> [Work to do]:
Pick every line from the data that holds the word "name".

== Records shown ==

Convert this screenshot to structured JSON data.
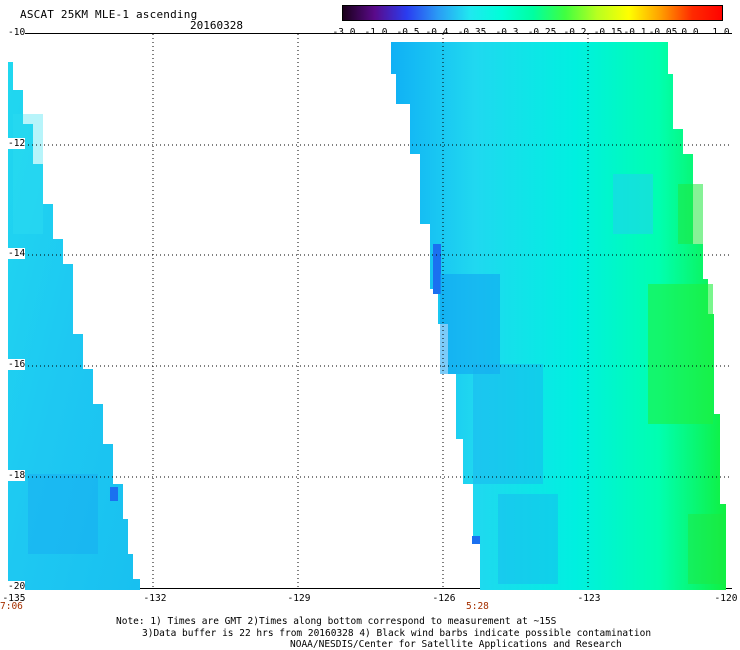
{
  "header": {
    "title": "ASCAT 25KM MLE-1 ascending",
    "date": "20160328"
  },
  "colorbar": {
    "labels": [
      "-3.0",
      "-1.0",
      "-0.5",
      "-0.4",
      "-0.35",
      "-0.3",
      "-0.25",
      "-0.2",
      "-0.15",
      "-0.1",
      "-0.05",
      "0.0",
      "1.0"
    ],
    "colors": [
      "#1a001a",
      "#5a0a8a",
      "#2a3cf0",
      "#2a9cf5",
      "#20e8f0",
      "#00ffd8",
      "#00ffa0",
      "#40ff40",
      "#b8ff20",
      "#ffff00",
      "#ffa000",
      "#ff2a00",
      "#ff0000"
    ]
  },
  "map": {
    "lat_labels": [
      "-10",
      "-12",
      "-14",
      "-16",
      "-18",
      "-20"
    ],
    "lon_labels": [
      "-135",
      "-132",
      "-129",
      "-126",
      "-123",
      "-120"
    ],
    "lat_range": [
      -20,
      -10
    ],
    "lon_range": [
      -135,
      -120
    ],
    "swath_times": [
      "7:06",
      "5:28"
    ]
  },
  "notes": {
    "line1": "Note: 1) Times are GMT 2)Times along bottom correspond to measurement at ~15S",
    "line2": "3)Data buffer is 22 hrs from 20160328 4) Black wind barbs indicate possible contamination",
    "line3": "NOAA/NESDIS/Center for Satellite Applications and Research"
  }
}
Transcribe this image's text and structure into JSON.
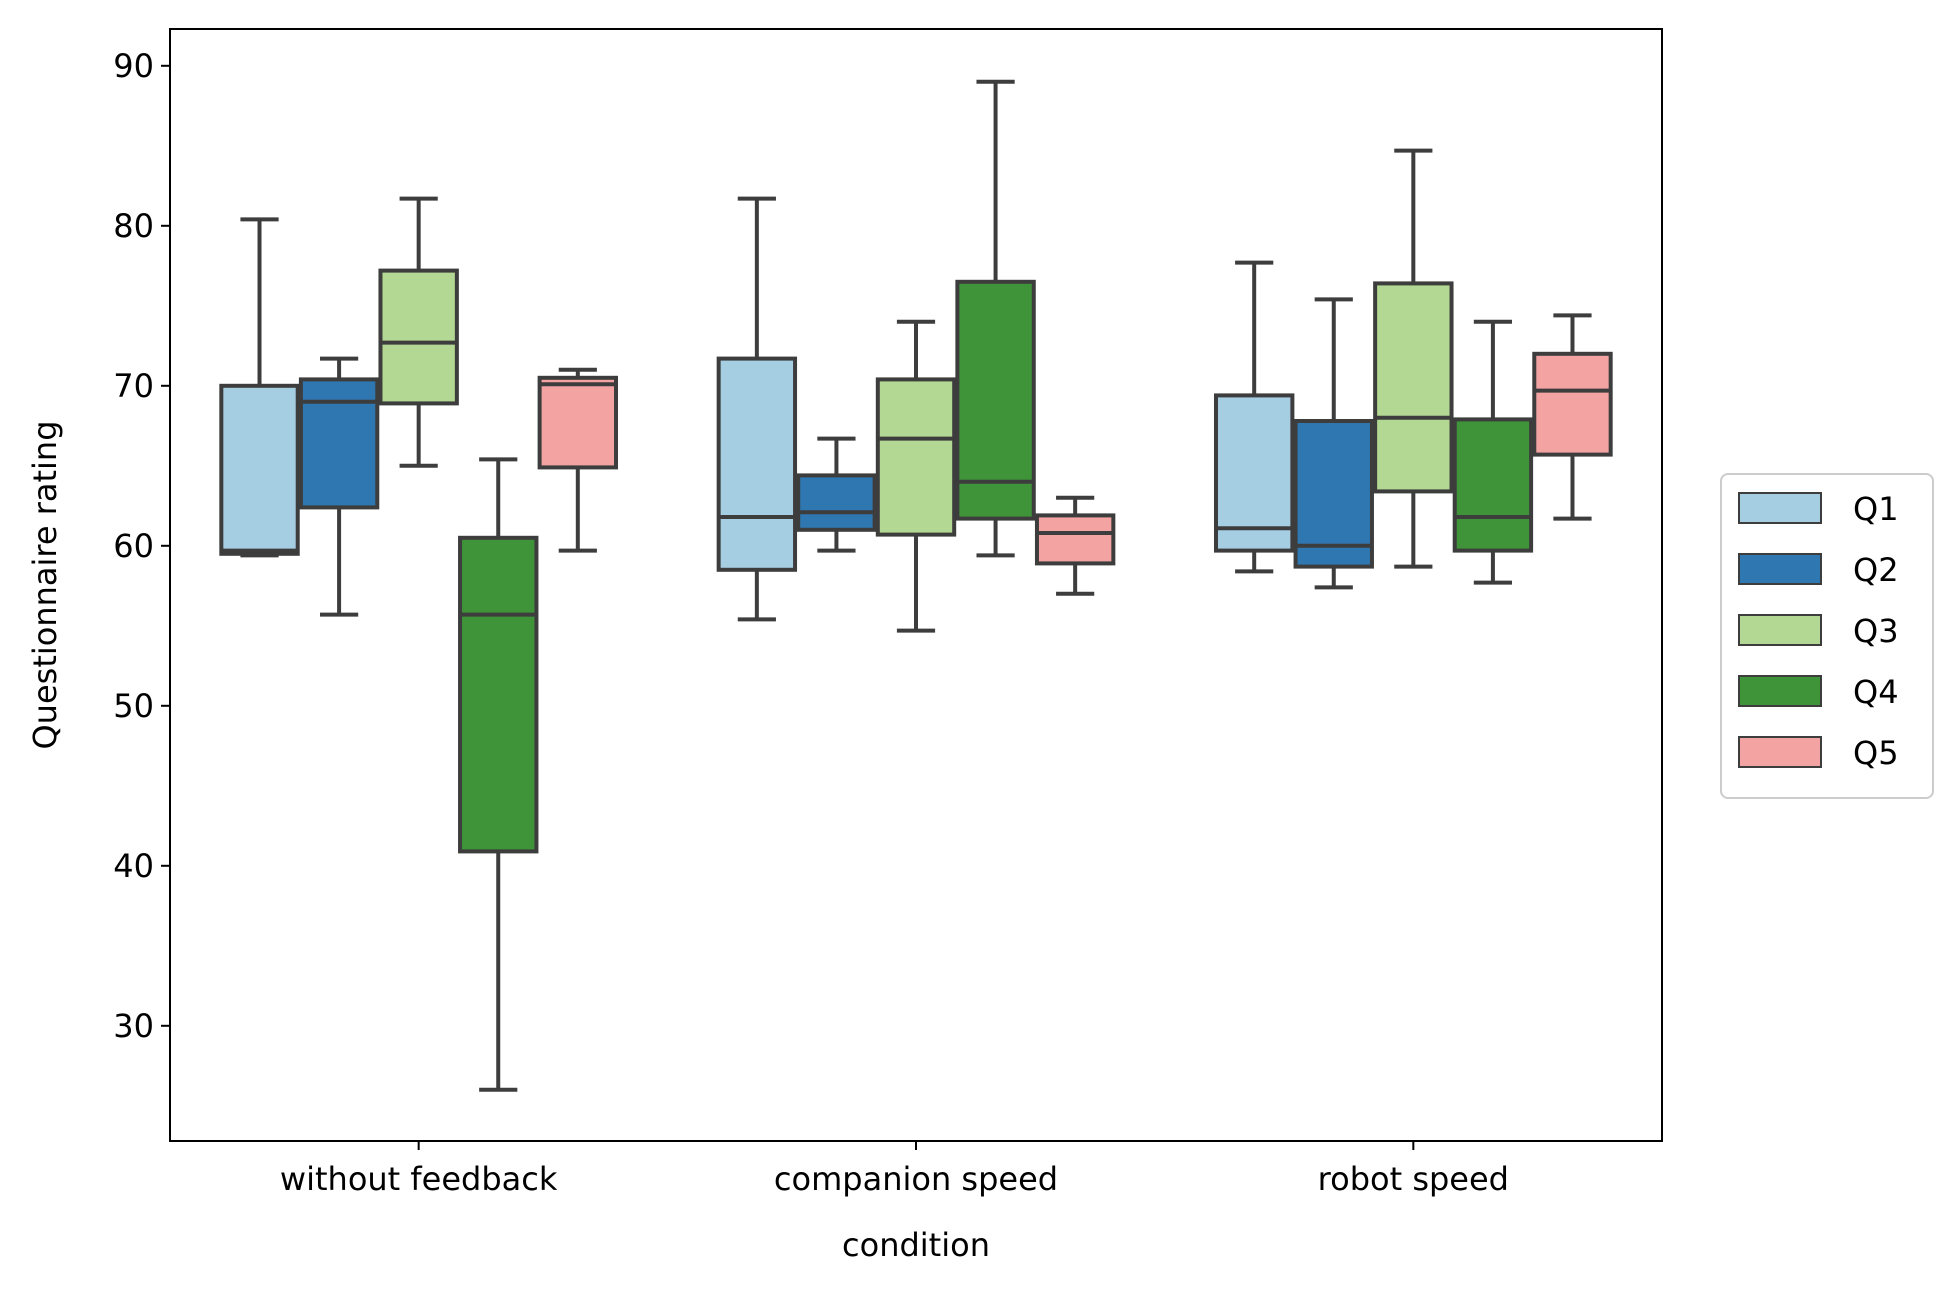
{
  "chart_data": {
    "type": "boxplot",
    "title": "",
    "xlabel": "condition",
    "ylabel": "Questionnaire rating",
    "ylim": [
      22.8,
      92.3
    ],
    "yticks": [
      30,
      40,
      50,
      60,
      70,
      80,
      90
    ],
    "grid": false,
    "legend_position": "right",
    "categories": [
      "without feedback",
      "companion speed",
      "robot speed"
    ],
    "series": [
      {
        "name": "Q1",
        "color": "#a6cee3",
        "boxes": [
          {
            "whislo": 59.4,
            "q1": 59.5,
            "med": 59.7,
            "q3": 70.0,
            "whishi": 80.4
          },
          {
            "whislo": 55.4,
            "q1": 58.5,
            "med": 61.8,
            "q3": 71.7,
            "whishi": 81.7
          },
          {
            "whislo": 58.4,
            "q1": 59.7,
            "med": 61.1,
            "q3": 69.4,
            "whishi": 77.7
          }
        ]
      },
      {
        "name": "Q2",
        "color": "#2e77b0",
        "boxes": [
          {
            "whislo": 55.7,
            "q1": 62.4,
            "med": 69.0,
            "q3": 70.4,
            "whishi": 71.7
          },
          {
            "whislo": 59.7,
            "q1": 61.0,
            "med": 62.1,
            "q3": 64.4,
            "whishi": 66.7
          },
          {
            "whislo": 57.4,
            "q1": 58.7,
            "med": 60.0,
            "q3": 67.8,
            "whishi": 75.4
          }
        ]
      },
      {
        "name": "Q3",
        "color": "#b2d893",
        "boxes": [
          {
            "whislo": 65.0,
            "q1": 68.9,
            "med": 72.7,
            "q3": 77.2,
            "whishi": 81.7
          },
          {
            "whislo": 54.7,
            "q1": 60.7,
            "med": 66.7,
            "q3": 70.4,
            "whishi": 74.0
          },
          {
            "whislo": 58.7,
            "q1": 63.4,
            "med": 68.0,
            "q3": 76.4,
            "whishi": 84.7
          }
        ]
      },
      {
        "name": "Q4",
        "color": "#3f9338",
        "boxes": [
          {
            "whislo": 26.0,
            "q1": 40.9,
            "med": 55.7,
            "q3": 60.5,
            "whishi": 65.4
          },
          {
            "whislo": 59.4,
            "q1": 61.7,
            "med": 64.0,
            "q3": 76.5,
            "whishi": 89.0
          },
          {
            "whislo": 57.7,
            "q1": 59.7,
            "med": 61.8,
            "q3": 67.9,
            "whishi": 74.0
          }
        ]
      },
      {
        "name": "Q5",
        "color": "#f2a3a2",
        "boxes": [
          {
            "whislo": 59.7,
            "q1": 64.9,
            "med": 70.1,
            "q3": 70.5,
            "whishi": 71.0
          },
          {
            "whislo": 57.0,
            "q1": 58.9,
            "med": 60.8,
            "q3": 61.9,
            "whishi": 63.0
          },
          {
            "whislo": 61.7,
            "q1": 65.7,
            "med": 69.7,
            "q3": 72.0,
            "whishi": 74.4
          }
        ]
      }
    ]
  }
}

===

> [Result of the exercise]:
        "name": "Q1",
        "name": "Q2",
        "name": "Q3",
        "name": "Q4",
        "name": "Q5",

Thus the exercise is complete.